What the task requires -
Set down all of the entries word for word, omitting the images they contain.

_ _ _ _ _

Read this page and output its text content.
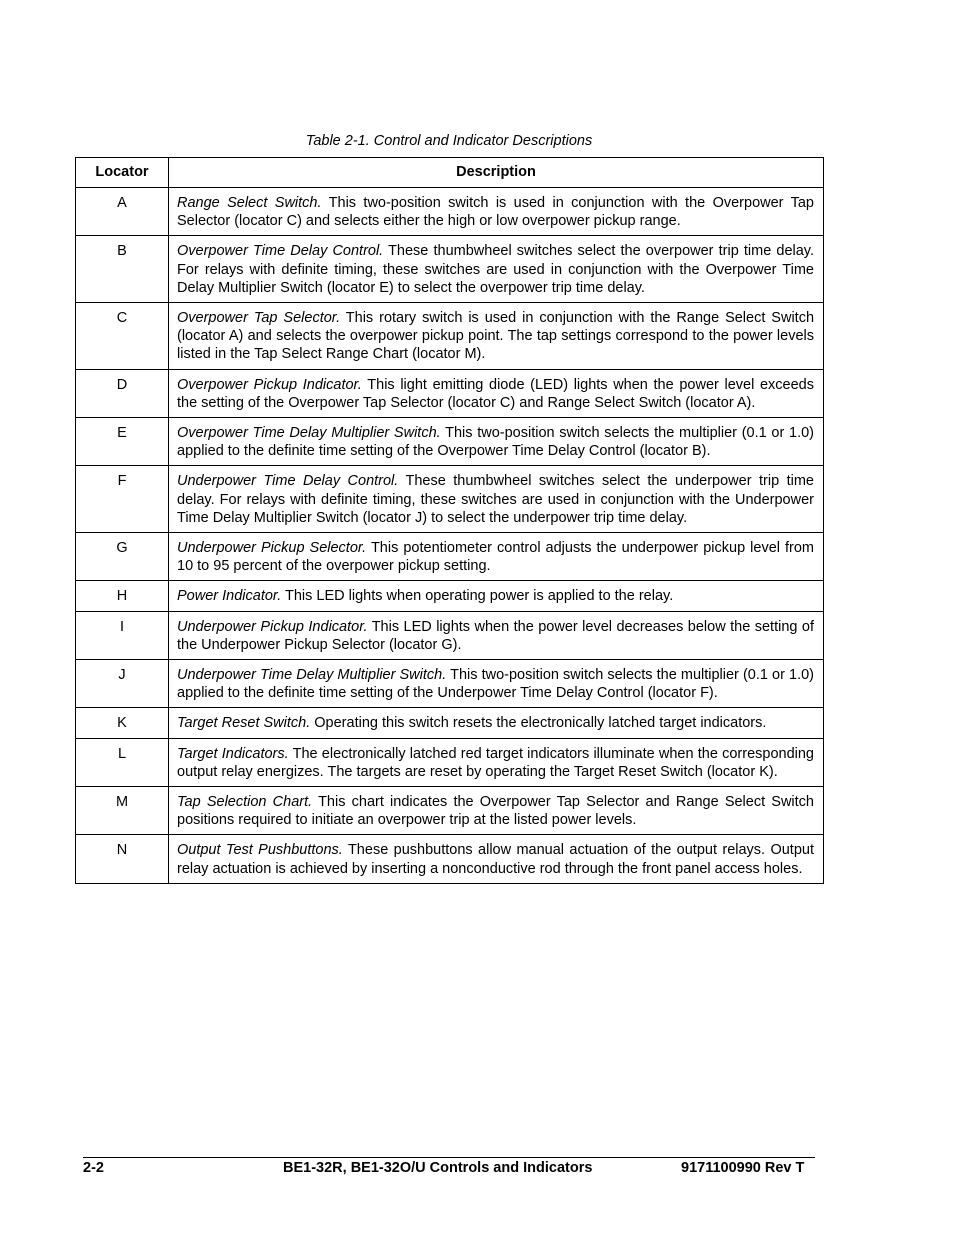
Table 2-1. Control and Indicator Descriptions
Locator	Description
A	Range Select Switch. This two-position switch is used in conjunction with the Overpower Tap Selector (locator C) and selects either the high or low overpower pickup range.
B	Overpower Time Delay Control. These thumbwheel switches select the overpower trip time delay. For relays with definite timing, these switches are used in conjunction with the Overpower Time Delay Multiplier Switch (locator E) to select the overpower trip time delay.
C	Overpower Tap Selector. This rotary switch is used in conjunction with the Range Select Switch (locator A) and selects the overpower pickup point. The tap settings correspond to the power levels listed in the Tap Select Range Chart (locator M).
D	Overpower Pickup Indicator. This light emitting diode (LED) lights when the power level exceeds the setting of the Overpower Tap Selector (locator C) and Range Select Switch (locator A).
E	Overpower Time Delay Multiplier Switch. This two-position switch selects the multiplier (0.1 or 1.0) applied to the definite time setting of the Overpower Time Delay Control (locator B).
F	Underpower Time Delay Control. These thumbwheel switches select the underpower trip time delay. For relays with definite timing, these switches are used in conjunction with the Underpower Time Delay Multiplier Switch (locator J) to select the underpower trip time delay.
G	Underpower Pickup Selector. This potentiometer control adjusts the underpower pickup level from 10 to 95 percent of the overpower pickup setting.
H	Power Indicator. This LED lights when operating power is applied to the relay.
I	Underpower Pickup Indicator. This LED lights when the power level decreases below the setting of the Underpower Pickup Selector (locator G).
J	Underpower Time Delay Multiplier Switch. This two-position switch selects the multiplier (0.1 or 1.0) applied to the definite time setting of the Underpower Time Delay Control (locator F).
K	Target Reset Switch. Operating this switch resets the electronically latched target indicators.
L	Target Indicators. The electronically latched red target indicators illuminate when the corresponding output relay energizes. The targets are reset by operating the Target Reset Switch (locator K).
M	Tap Selection Chart. This chart indicates the Overpower Tap Selector and Range Select Switch positions required to initiate an overpower trip at the listed power levels.
N	Output Test Pushbuttons. These pushbuttons allow manual actuation of the output relays. Output relay actuation is achieved by inserting a nonconductive rod through the front panel access holes.
2-2	BE1-32R, BE1-32O/U Controls and Indicators	9171100990 Rev T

_ _ _ _ _

Expected answer -
Read this page and output its text content.
Table 2-1. Control and Indicator Descriptions
Locator	Description
A	Range Select Switch. This two-position switch is used in conjunction with the Overpower Tap Selector (locator C) and selects either the high or low overpower pickup range.
B	Overpower Time Delay Control. These thumbwheel switches select the overpower trip time delay. For relays with definite timing, these switches are used in conjunction with the Overpower Time Delay Multiplier Switch (locator E) to select the overpower trip time delay.
C	Overpower Tap Selector. This rotary switch is used in conjunction with the Range Select Switch (locator A) and selects the overpower pickup point. The tap settings correspond to the power levels listed in the Tap Select Range Chart (locator M).
D	Overpower Pickup Indicator. This light emitting diode (LED) lights when the power level exceeds the setting of the Overpower Tap Selector (locator C) and Range Select Switch (locator A).
E	Overpower Time Delay Multiplier Switch. This two-position switch selects the multiplier (0.1 or 1.0) applied to the definite time setting of the Overpower Time Delay Control (locator B).
F	Underpower Time Delay Control. These thumbwheel switches select the underpower trip time delay. For relays with definite timing, these switches are used in conjunction with the Underpower Time Delay Multiplier Switch (locator J) to select the underpower trip time delay.
G	Underpower Pickup Selector. This potentiometer control adjusts the underpower pickup level from 10 to 95 percent of the overpower pickup setting.
H	Power Indicator. This LED lights when operating power is applied to the relay.
I	Underpower Pickup Indicator. This LED lights when the power level decreases below the setting of the Underpower Pickup Selector (locator G).
J	Underpower Time Delay Multiplier Switch. This two-position switch selects the multiplier (0.1 or 1.0) applied to the definite time setting of the Underpower Time Delay Control (locator F).
K	Target Reset Switch. Operating this switch resets the electronically latched target indicators.
L	Target Indicators. The electronically latched red target indicators illuminate when the corresponding output relay energizes. The targets are reset by operating the Target Reset Switch (locator K).
M	Tap Selection Chart. This chart indicates the Overpower Tap Selector and Range Select Switch positions required to initiate an overpower trip at the listed power levels.
N	Output Test Pushbuttons. These pushbuttons allow manual actuation of the output relays. Output relay actuation is achieved by inserting a nonconductive rod through the front panel access holes.
2-2	BE1-32R, BE1-32O/U Controls and Indicators	9171100990 Rev T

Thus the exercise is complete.